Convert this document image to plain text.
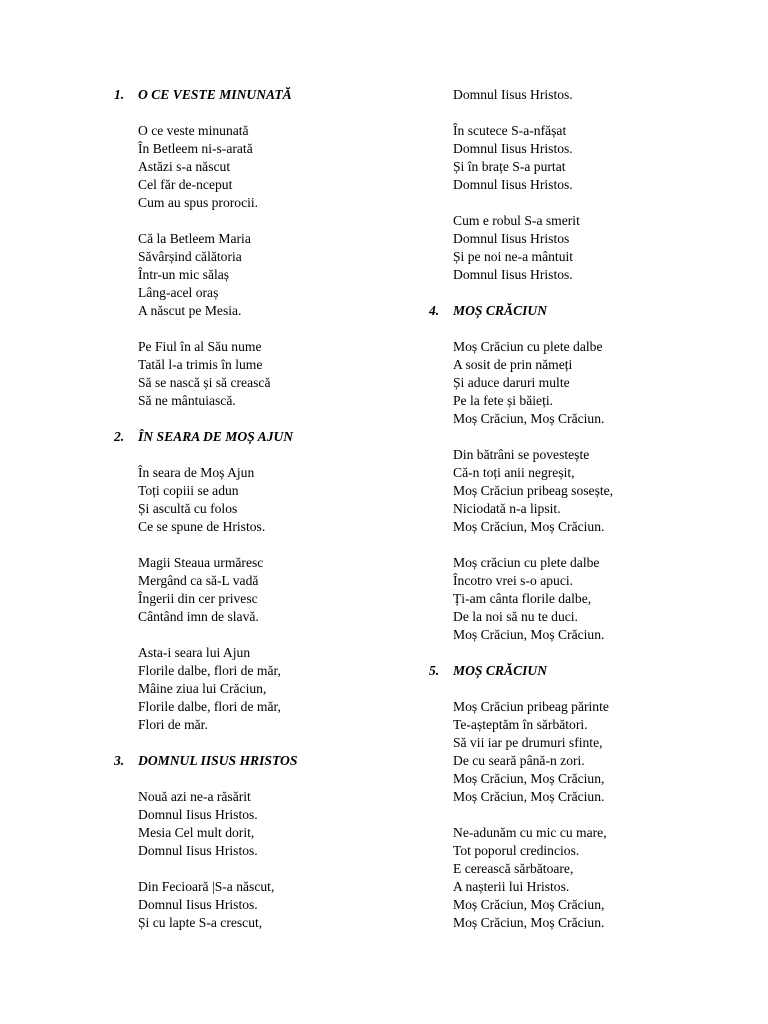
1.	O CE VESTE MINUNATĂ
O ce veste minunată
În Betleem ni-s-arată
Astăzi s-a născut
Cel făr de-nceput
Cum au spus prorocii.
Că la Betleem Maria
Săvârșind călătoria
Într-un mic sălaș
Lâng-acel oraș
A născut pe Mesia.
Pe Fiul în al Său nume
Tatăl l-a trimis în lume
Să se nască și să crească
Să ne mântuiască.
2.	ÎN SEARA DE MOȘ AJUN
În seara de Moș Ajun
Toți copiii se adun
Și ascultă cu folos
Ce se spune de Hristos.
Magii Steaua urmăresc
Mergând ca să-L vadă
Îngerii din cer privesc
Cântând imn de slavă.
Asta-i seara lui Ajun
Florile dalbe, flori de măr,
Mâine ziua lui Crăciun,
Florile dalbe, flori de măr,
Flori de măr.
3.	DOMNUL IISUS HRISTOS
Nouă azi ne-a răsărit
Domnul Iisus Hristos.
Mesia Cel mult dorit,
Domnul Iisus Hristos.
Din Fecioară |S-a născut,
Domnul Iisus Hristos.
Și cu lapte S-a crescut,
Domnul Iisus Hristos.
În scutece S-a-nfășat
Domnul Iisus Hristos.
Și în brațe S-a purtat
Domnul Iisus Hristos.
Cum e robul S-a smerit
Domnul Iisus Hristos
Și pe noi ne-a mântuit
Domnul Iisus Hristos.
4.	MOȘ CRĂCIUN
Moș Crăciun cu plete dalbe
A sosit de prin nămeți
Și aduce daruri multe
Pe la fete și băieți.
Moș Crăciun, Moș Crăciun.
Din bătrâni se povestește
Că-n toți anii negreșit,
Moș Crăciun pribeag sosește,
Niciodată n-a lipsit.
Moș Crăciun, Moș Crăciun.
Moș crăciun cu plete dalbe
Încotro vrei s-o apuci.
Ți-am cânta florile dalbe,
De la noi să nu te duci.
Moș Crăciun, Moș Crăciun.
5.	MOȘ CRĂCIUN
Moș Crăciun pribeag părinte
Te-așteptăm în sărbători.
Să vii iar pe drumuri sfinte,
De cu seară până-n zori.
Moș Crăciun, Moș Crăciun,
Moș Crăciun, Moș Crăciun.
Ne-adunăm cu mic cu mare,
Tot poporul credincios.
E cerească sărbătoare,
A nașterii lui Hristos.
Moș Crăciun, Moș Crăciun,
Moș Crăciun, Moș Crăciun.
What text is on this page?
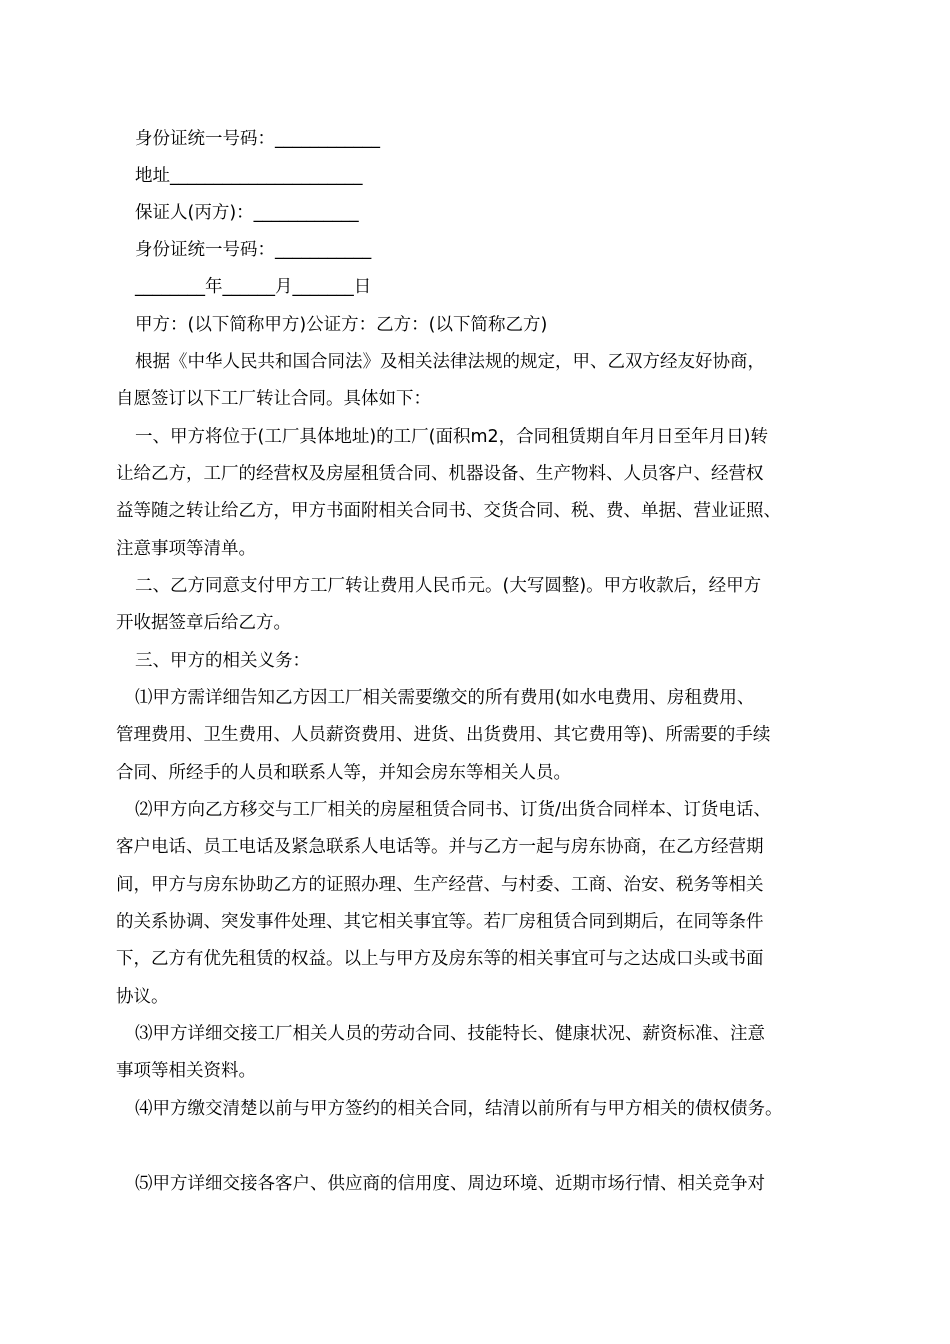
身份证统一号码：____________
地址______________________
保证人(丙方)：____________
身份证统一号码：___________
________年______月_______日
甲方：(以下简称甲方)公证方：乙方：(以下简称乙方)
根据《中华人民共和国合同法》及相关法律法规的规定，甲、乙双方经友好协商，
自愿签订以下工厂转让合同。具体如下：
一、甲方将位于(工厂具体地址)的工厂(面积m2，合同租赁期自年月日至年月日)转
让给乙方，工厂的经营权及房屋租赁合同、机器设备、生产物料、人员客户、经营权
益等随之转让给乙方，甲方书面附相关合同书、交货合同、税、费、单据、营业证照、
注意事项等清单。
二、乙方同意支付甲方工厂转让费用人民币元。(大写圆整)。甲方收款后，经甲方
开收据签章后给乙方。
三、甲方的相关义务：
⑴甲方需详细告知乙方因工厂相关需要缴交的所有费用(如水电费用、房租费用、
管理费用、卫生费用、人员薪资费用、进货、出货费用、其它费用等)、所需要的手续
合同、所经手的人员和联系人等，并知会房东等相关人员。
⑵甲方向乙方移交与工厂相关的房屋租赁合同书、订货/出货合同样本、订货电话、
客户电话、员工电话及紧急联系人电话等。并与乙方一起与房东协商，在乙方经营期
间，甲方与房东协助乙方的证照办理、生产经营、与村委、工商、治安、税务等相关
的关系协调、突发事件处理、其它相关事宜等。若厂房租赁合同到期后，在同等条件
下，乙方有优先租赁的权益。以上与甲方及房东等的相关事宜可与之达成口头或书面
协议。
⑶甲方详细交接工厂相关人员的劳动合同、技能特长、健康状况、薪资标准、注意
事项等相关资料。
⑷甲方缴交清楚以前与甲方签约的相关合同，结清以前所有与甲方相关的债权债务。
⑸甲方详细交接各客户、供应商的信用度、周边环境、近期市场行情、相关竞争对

## WHAT TO WORK ON
Could you repeat, exactly and with nothing else, the lines from the one containing "What text is on this page?" through the last line of the records above, leaving out the pictures?

## OUTPUT
What text is on this page?
身份证统一号码：____________
地址______________________
保证人(丙方)：____________
身份证统一号码：___________
________年______月_______日
甲方：(以下简称甲方)公证方：乙方：(以下简称乙方)
根据《中华人民共和国合同法》及相关法律法规的规定，甲、乙双方经友好协商，
自愿签订以下工厂转让合同。具体如下：
一、甲方将位于(工厂具体地址)的工厂(面积m2，合同租赁期自年月日至年月日)转
让给乙方，工厂的经营权及房屋租赁合同、机器设备、生产物料、人员客户、经营权
益等随之转让给乙方，甲方书面附相关合同书、交货合同、税、费、单据、营业证照、
注意事项等清单。
二、乙方同意支付甲方工厂转让费用人民币元。(大写圆整)。甲方收款后，经甲方
开收据签章后给乙方。
三、甲方的相关义务：
⑴甲方需详细告知乙方因工厂相关需要缴交的所有费用(如水电费用、房租费用、
管理费用、卫生费用、人员薪资费用、进货、出货费用、其它费用等)、所需要的手续
合同、所经手的人员和联系人等，并知会房东等相关人员。
⑵甲方向乙方移交与工厂相关的房屋租赁合同书、订货/出货合同样本、订货电话、
客户电话、员工电话及紧急联系人电话等。并与乙方一起与房东协商，在乙方经营期
间，甲方与房东协助乙方的证照办理、生产经营、与村委、工商、治安、税务等相关
的关系协调、突发事件处理、其它相关事宜等。若厂房租赁合同到期后，在同等条件
下，乙方有优先租赁的权益。以上与甲方及房东等的相关事宜可与之达成口头或书面
协议。
⑶甲方详细交接工厂相关人员的劳动合同、技能特长、健康状况、薪资标准、注意
事项等相关资料。
⑷甲方缴交清楚以前与甲方签约的相关合同，结清以前所有与甲方相关的债权债务。
⑸甲方详细交接各客户、供应商的信用度、周边环境、近期市场行情、相关竞争对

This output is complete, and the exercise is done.